EXERCISE DETAILS: Output all of the records exactly as written.

DATASET ROWS:
******************************

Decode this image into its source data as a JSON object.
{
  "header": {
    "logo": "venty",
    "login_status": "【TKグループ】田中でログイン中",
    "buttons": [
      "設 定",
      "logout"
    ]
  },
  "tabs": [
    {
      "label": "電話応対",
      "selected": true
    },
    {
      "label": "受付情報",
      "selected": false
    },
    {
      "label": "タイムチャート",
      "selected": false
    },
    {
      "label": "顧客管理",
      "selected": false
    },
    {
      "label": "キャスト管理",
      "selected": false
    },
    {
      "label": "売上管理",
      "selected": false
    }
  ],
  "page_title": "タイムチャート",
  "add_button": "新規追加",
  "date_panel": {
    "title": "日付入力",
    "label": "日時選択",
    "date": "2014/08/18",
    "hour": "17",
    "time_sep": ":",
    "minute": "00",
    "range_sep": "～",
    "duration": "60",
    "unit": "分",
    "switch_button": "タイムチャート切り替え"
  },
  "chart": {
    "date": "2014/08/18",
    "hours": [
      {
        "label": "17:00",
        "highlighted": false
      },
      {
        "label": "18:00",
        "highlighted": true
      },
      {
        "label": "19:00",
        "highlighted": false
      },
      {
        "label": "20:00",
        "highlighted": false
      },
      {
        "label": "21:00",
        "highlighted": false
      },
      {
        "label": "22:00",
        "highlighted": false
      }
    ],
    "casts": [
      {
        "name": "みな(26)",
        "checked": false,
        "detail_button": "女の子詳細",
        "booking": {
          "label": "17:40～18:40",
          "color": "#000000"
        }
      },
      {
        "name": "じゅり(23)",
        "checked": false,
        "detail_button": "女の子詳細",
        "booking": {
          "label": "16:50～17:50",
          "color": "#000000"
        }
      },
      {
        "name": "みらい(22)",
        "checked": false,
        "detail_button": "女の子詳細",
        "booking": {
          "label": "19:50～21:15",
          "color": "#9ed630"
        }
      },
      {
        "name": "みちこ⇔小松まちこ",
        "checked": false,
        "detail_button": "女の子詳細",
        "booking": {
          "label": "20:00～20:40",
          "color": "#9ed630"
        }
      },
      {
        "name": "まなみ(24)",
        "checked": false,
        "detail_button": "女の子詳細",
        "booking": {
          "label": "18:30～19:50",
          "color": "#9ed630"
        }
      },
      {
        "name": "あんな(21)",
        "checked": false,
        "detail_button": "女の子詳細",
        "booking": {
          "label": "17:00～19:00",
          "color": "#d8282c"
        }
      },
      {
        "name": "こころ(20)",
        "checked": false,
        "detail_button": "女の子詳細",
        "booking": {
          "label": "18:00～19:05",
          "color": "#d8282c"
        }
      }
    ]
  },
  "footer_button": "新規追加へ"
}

******************************

ANSWER TO THE TASK:
Decode this image into its source data as a JSON object.
{
  "header": {
    "logo": "venty",
    "login_status": "【TKグループ】田中でログイン中",
    "buttons": [
      "設 定",
      "logout"
    ]
  },
  "tabs": [
    {
      "label": "電話応対",
      "selected": true
    },
    {
      "label": "受付情報",
      "selected": false
    },
    {
      "label": "タイムチャート",
      "selected": false
    },
    {
      "label": "顧客管理",
      "selected": false
    },
    {
      "label": "キャスト管理",
      "selected": false
    },
    {
      "label": "売上管理",
      "selected": false
    }
  ],
  "page_title": "タイムチャート",
  "add_button": "新規追加",
  "date_panel": {
    "title": "日付入力",
    "label": "日時選択",
    "date": "2014/08/18",
    "hour": "17",
    "time_sep": ":",
    "minute": "00",
    "range_sep": "～",
    "duration": "60",
    "unit": "分",
    "switch_button": "タイムチャート切り替え"
  },
  "chart": {
    "date": "2014/08/18",
    "hours": [
      {
        "label": "17:00",
        "highlighted": false
      },
      {
        "label": "18:00",
        "highlighted": true
      },
      {
        "label": "19:00",
        "highlighted": false
      },
      {
        "label": "20:00",
        "highlighted": false
      },
      {
        "label": "21:00",
        "highlighted": false
      },
      {
        "label": "22:00",
        "highlighted": false
      }
    ],
    "casts": [
      {
        "name": "みな(26)",
        "checked": false,
        "detail_button": "女の子詳細",
        "booking": {
          "label": "17:40～18:40",
          "color": "#000000"
        }
      },
      {
        "name": "じゅり(23)",
        "checked": false,
        "detail_button": "女の子詳細",
        "booking": {
          "label": "16:50～17:50",
          "color": "#000000"
        }
      },
      {
        "name": "みらい(22)",
        "checked": false,
        "detail_button": "女の子詳細",
        "booking": {
          "label": "19:50～21:15",
          "color": "#9ed630"
        }
      },
      {
        "name": "みちこ⇔小松まちこ",
        "checked": false,
        "detail_button": "女の子詳細",
        "booking": {
          "label": "20:00～20:40",
          "color": "#9ed630"
        }
      },
      {
        "name": "まなみ(24)",
        "checked": false,
        "detail_button": "女の子詳細",
        "booking": {
          "label": "18:30～19:50",
          "color": "#9ed630"
        }
      },
      {
        "name": "あんな(21)",
        "checked": false,
        "detail_button": "女の子詳細",
        "booking": {
          "label": "17:00～19:00",
          "color": "#d8282c"
        }
      },
      {
        "name": "こころ(20)",
        "checked": false,
        "detail_button": "女の子詳細",
        "booking": {
          "label": "18:00～19:05",
          "color": "#d8282c"
        }
      }
    ]
  },
  "footer_button": "新規追加へ"
}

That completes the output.